* **Task details**:
Please return the listing lines unchanged, from the very first line through the line with "photo-5[interactable] xyxy=(168,886,308,1026)", including both.

Raw records:
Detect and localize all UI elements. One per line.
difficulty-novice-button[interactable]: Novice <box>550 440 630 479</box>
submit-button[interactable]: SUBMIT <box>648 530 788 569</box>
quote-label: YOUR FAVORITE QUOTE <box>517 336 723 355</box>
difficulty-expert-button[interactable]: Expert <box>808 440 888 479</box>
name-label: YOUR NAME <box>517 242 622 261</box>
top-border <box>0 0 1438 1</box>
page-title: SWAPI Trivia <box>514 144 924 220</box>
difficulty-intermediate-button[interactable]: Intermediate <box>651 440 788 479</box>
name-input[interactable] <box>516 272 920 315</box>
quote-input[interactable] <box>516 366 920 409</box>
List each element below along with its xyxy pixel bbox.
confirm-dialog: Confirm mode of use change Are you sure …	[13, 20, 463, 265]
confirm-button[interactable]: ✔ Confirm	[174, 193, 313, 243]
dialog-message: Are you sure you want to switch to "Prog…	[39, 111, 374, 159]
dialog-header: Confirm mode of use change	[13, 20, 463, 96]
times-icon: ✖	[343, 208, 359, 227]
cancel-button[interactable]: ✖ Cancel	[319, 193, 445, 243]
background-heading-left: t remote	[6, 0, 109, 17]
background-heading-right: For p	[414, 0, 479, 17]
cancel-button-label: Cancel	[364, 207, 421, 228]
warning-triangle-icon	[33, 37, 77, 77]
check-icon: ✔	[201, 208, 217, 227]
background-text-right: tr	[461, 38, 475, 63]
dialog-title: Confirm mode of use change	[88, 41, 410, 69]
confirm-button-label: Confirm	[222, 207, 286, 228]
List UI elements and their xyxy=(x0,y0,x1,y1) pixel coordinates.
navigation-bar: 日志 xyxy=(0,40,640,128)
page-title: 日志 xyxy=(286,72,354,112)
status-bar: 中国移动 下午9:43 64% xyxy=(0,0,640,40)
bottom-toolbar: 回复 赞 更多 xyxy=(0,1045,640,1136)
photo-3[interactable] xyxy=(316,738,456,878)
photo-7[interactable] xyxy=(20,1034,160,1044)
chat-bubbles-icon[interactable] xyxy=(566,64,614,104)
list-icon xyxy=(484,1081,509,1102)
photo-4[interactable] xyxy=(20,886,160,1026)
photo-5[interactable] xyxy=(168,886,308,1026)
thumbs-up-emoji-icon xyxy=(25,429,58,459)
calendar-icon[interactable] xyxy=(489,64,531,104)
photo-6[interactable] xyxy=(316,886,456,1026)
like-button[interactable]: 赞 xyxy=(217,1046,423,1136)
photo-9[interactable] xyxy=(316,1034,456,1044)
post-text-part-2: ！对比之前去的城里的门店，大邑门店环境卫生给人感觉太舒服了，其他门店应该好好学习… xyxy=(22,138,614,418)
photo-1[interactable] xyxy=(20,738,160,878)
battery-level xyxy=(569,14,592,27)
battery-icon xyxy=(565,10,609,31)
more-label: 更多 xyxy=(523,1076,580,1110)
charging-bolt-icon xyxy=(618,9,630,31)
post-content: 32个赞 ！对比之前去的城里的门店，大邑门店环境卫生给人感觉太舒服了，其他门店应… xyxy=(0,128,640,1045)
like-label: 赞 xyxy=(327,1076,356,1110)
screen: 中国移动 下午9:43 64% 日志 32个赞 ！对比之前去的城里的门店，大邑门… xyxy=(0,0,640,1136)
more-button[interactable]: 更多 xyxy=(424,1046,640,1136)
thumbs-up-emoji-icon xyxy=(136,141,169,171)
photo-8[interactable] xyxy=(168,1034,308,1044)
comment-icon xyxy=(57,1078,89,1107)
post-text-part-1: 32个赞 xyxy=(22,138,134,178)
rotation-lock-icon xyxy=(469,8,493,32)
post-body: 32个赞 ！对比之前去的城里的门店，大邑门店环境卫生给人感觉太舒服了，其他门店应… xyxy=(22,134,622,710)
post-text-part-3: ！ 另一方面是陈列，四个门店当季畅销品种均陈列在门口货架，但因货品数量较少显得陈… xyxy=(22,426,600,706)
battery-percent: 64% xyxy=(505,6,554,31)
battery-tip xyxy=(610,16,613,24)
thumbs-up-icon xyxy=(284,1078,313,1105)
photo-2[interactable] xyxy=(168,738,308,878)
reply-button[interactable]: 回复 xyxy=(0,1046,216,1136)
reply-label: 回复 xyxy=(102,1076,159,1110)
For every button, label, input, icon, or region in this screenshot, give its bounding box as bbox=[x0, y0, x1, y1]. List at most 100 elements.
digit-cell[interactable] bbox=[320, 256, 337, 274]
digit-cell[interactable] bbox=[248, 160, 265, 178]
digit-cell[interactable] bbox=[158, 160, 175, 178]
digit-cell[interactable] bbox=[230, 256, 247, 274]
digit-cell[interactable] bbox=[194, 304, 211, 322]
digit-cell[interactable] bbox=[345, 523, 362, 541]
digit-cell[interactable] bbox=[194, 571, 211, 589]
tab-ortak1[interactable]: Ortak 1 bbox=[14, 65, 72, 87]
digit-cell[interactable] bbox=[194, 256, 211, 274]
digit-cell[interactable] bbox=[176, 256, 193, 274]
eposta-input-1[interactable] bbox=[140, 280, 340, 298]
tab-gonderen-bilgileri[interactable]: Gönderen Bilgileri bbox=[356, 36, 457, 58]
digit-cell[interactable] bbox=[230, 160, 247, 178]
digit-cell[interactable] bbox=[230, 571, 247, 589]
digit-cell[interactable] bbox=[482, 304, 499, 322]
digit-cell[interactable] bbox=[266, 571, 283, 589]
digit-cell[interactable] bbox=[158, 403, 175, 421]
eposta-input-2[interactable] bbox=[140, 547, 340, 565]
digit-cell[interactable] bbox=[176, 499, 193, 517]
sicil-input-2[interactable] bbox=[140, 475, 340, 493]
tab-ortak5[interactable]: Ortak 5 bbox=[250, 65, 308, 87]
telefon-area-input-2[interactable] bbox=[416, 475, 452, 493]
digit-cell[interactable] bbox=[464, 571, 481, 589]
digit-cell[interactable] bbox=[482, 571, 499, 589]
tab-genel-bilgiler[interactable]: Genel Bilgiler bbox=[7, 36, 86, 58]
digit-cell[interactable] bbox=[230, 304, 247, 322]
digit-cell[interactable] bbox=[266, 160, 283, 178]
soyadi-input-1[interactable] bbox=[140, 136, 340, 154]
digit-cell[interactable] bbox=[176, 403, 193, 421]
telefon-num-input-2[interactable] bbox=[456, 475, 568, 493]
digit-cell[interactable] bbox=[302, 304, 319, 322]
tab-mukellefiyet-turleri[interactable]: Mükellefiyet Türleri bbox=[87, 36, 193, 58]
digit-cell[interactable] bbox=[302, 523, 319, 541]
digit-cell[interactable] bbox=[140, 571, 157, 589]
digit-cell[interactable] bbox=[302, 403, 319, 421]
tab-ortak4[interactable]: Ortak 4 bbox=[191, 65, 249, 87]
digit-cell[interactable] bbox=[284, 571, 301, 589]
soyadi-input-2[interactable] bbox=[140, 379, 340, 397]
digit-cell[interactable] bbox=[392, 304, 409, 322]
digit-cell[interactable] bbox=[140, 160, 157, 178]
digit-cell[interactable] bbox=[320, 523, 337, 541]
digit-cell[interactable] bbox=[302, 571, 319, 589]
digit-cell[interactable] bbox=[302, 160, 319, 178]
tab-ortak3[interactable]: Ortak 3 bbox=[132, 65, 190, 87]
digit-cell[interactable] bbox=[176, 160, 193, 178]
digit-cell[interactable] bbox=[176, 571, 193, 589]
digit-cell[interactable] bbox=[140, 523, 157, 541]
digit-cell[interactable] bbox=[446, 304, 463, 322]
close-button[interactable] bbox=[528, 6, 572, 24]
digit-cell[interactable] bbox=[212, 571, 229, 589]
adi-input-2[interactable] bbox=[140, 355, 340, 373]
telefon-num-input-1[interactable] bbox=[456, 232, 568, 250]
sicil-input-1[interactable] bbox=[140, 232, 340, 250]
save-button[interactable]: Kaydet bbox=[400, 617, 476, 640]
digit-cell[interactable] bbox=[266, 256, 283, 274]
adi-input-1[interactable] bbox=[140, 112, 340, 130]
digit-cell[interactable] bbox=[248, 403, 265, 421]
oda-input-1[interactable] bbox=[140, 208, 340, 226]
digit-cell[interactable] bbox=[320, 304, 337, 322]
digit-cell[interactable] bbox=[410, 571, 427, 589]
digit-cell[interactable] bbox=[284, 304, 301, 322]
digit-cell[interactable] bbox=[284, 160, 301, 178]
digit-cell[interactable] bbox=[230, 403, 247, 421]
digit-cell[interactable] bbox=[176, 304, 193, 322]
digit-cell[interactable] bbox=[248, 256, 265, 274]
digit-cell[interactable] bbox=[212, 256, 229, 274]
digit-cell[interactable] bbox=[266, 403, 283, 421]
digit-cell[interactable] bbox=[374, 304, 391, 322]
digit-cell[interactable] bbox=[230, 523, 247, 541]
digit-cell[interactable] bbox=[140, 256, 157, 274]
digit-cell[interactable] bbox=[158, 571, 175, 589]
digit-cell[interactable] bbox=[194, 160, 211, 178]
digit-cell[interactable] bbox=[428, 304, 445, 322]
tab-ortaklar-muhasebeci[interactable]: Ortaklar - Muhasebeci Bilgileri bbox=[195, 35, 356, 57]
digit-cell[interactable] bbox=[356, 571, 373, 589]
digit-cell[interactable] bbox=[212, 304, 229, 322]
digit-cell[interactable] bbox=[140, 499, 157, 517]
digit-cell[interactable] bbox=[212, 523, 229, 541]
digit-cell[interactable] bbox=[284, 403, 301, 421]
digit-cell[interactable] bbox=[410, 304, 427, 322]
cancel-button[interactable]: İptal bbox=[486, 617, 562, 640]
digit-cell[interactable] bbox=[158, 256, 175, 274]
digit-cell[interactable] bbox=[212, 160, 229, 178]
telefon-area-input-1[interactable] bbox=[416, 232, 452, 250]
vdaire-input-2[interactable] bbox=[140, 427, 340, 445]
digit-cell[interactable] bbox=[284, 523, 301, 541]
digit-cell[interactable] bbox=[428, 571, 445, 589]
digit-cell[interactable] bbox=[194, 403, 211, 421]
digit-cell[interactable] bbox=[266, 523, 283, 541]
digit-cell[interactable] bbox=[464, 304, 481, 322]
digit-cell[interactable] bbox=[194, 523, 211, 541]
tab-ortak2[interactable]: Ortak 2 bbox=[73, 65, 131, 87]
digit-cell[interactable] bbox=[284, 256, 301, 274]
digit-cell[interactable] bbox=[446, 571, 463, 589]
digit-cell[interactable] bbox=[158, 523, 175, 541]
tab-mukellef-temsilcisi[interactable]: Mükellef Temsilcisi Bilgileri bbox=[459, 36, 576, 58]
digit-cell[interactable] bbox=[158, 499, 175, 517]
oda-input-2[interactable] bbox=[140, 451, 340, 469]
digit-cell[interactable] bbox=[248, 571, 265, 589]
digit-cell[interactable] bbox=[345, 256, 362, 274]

* **Written reply**:
Detect and localize all UI elements. One per line.
difficulty-novice-button[interactable]: Novice <box>550 440 630 479</box>
submit-button[interactable]: SUBMIT <box>648 530 788 569</box>
quote-label: YOUR FAVORITE QUOTE <box>517 336 723 355</box>
difficulty-expert-button[interactable]: Expert <box>808 440 888 479</box>
name-label: YOUR NAME <box>517 242 622 261</box>
top-border <box>0 0 1438 1</box>
page-title: SWAPI Trivia <box>514 144 924 220</box>
difficulty-intermediate-button[interactable]: Intermediate <box>651 440 788 479</box>
name-input[interactable] <box>516 272 920 315</box>
quote-input[interactable] <box>516 366 920 409</box>
List each element below along with its xyxy pixel bbox.
confirm-dialog: Confirm mode of use change Are you sure …	[13, 20, 463, 265]
confirm-button[interactable]: ✔ Confirm	[174, 193, 313, 243]
dialog-message: Are you sure you want to switch to "Prog…	[39, 111, 374, 159]
dialog-header: Confirm mode of use change	[13, 20, 463, 96]
times-icon: ✖	[343, 208, 359, 227]
cancel-button[interactable]: ✖ Cancel	[319, 193, 445, 243]
background-heading-left: t remote	[6, 0, 109, 17]
background-heading-right: For p	[414, 0, 479, 17]
cancel-button-label: Cancel	[364, 207, 421, 228]
warning-triangle-icon	[33, 37, 77, 77]
check-icon: ✔	[201, 208, 217, 227]
background-text-right: tr	[461, 38, 475, 63]
dialog-title: Confirm mode of use change	[88, 41, 410, 69]
confirm-button-label: Confirm	[222, 207, 286, 228]
List UI elements and their xyxy=(x0,y0,x1,y1) pixel coordinates.
navigation-bar: 日志 xyxy=(0,40,640,128)
page-title: 日志 xyxy=(286,72,354,112)
status-bar: 中国移动 下午9:43 64% xyxy=(0,0,640,40)
bottom-toolbar: 回复 赞 更多 xyxy=(0,1045,640,1136)
photo-3[interactable] xyxy=(316,738,456,878)
photo-7[interactable] xyxy=(20,1034,160,1044)
chat-bubbles-icon[interactable] xyxy=(566,64,614,104)
list-icon xyxy=(484,1081,509,1102)
photo-4[interactable] xyxy=(20,886,160,1026)
photo-5[interactable] xyxy=(168,886,308,1026)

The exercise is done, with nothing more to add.